Prompt: Skip the images. Copy the records exactly as written.

Extracted data:

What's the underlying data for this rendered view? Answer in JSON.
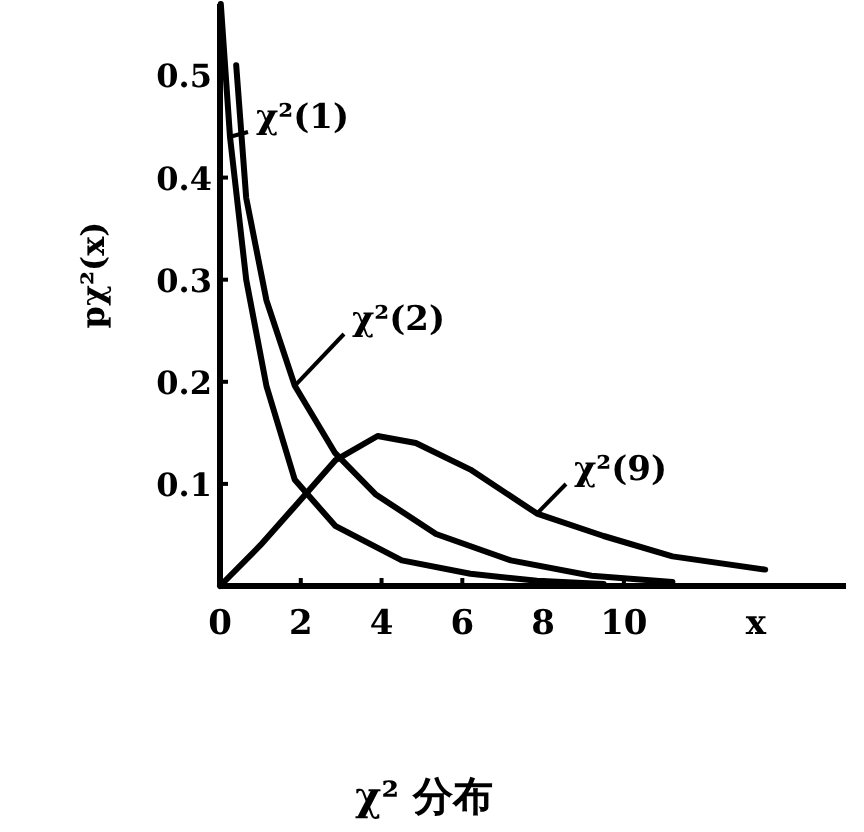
{
  "chart_data": {
    "type": "line",
    "title": "χ² 分布",
    "xlabel": "x",
    "ylabel": "pχ²(x)",
    "xlim": [
      0,
      15.5
    ],
    "ylim": [
      0,
      0.57
    ],
    "xticks": [
      0,
      2,
      4,
      6,
      8,
      10
    ],
    "yticks": [
      0.1,
      0.2,
      0.3,
      0.4,
      0.5
    ],
    "grid": false,
    "marker": "none",
    "line_style": "solid",
    "series": [
      {
        "name": "χ²(1)",
        "color": "#000000",
        "x": [
          0.02,
          0.25,
          0.65,
          1.15,
          1.85,
          2.85,
          4.5,
          6.2,
          7.85,
          9.5
        ],
        "values": [
          0.57,
          0.44,
          0.3,
          0.196,
          0.104,
          0.059,
          0.025,
          0.012,
          0.005,
          0.002
        ]
      },
      {
        "name": "χ²(2)",
        "color": "#000000",
        "x": [
          0.4,
          0.65,
          1.15,
          1.85,
          2.85,
          3.85,
          5.35,
          7.2,
          9.2,
          11.2
        ],
        "values": [
          0.51,
          0.38,
          0.28,
          0.196,
          0.13,
          0.09,
          0.051,
          0.025,
          0.01,
          0.004
        ]
      },
      {
        "name": "χ²(9)",
        "color": "#000000",
        "x": [
          0,
          1,
          1.85,
          2.85,
          3.9,
          4.85,
          6.2,
          7.85,
          9.5,
          11.2,
          13.5
        ],
        "values": [
          0,
          0.04,
          0.078,
          0.123,
          0.147,
          0.14,
          0.114,
          0.071,
          0.049,
          0.029,
          0.016
        ]
      }
    ]
  }
}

Output:
What's the underlying data for this rendered view? Answer in JSON.
{
  "chart_data": {
    "type": "line",
    "title": "χ² 分布",
    "xlabel": "x",
    "ylabel": "pχ²(x)",
    "xlim": [
      0,
      15.5
    ],
    "ylim": [
      0,
      0.57
    ],
    "xticks": [
      0,
      2,
      4,
      6,
      8,
      10
    ],
    "yticks": [
      0.1,
      0.2,
      0.3,
      0.4,
      0.5
    ],
    "grid": false,
    "marker": "none",
    "line_style": "solid",
    "series": [
      {
        "name": "χ²(1)",
        "color": "#000000",
        "x": [
          0.02,
          0.25,
          0.65,
          1.15,
          1.85,
          2.85,
          4.5,
          6.2,
          7.85,
          9.5
        ],
        "values": [
          0.57,
          0.44,
          0.3,
          0.196,
          0.104,
          0.059,
          0.025,
          0.012,
          0.005,
          0.002
        ]
      },
      {
        "name": "χ²(2)",
        "color": "#000000",
        "x": [
          0.4,
          0.65,
          1.15,
          1.85,
          2.85,
          3.85,
          5.35,
          7.2,
          9.2,
          11.2
        ],
        "values": [
          0.51,
          0.38,
          0.28,
          0.196,
          0.13,
          0.09,
          0.051,
          0.025,
          0.01,
          0.004
        ]
      },
      {
        "name": "χ²(9)",
        "color": "#000000",
        "x": [
          0,
          1,
          1.85,
          2.85,
          3.9,
          4.85,
          6.2,
          7.85,
          9.5,
          11.2,
          13.5
        ],
        "values": [
          0,
          0.04,
          0.078,
          0.123,
          0.147,
          0.14,
          0.114,
          0.071,
          0.049,
          0.029,
          0.016
        ]
      }
    ]
  }
}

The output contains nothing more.